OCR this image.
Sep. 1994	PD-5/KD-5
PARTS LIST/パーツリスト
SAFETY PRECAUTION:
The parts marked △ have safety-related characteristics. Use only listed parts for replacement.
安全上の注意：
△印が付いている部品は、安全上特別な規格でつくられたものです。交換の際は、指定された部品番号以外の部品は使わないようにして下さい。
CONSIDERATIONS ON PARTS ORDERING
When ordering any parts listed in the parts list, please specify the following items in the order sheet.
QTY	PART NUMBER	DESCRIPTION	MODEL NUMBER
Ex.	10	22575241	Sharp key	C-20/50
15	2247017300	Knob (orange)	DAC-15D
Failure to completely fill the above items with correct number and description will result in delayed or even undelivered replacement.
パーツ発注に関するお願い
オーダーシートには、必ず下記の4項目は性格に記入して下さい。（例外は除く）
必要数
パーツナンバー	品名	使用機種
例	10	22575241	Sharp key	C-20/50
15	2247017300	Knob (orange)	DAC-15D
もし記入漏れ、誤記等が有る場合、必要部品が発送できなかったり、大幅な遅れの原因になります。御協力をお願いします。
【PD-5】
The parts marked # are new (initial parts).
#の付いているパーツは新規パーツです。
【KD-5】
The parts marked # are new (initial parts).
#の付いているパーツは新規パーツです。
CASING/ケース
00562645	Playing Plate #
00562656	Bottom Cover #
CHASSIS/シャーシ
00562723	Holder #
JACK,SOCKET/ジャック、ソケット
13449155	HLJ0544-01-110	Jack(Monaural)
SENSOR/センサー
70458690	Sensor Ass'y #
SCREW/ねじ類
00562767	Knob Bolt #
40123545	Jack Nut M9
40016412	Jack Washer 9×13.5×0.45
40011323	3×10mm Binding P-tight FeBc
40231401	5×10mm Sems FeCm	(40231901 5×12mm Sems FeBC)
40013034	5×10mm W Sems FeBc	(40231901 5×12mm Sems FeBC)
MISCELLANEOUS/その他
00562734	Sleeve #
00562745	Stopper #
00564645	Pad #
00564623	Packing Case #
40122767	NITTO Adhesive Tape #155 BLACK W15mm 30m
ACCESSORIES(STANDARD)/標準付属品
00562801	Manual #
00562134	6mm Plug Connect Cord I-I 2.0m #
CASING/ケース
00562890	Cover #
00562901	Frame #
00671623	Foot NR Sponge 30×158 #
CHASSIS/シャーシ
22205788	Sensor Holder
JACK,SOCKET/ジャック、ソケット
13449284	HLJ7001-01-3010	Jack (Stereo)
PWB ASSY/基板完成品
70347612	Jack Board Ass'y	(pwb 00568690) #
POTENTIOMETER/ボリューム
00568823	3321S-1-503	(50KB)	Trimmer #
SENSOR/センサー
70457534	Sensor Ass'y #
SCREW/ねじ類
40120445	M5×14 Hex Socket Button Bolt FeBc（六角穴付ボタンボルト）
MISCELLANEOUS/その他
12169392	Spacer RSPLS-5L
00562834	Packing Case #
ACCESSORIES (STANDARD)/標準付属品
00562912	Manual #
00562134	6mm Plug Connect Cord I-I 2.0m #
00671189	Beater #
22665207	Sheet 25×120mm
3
····················
● Task description:
The answer should be a single number: the count of lines in the data that include the string "items".

● Response to this exercise:
2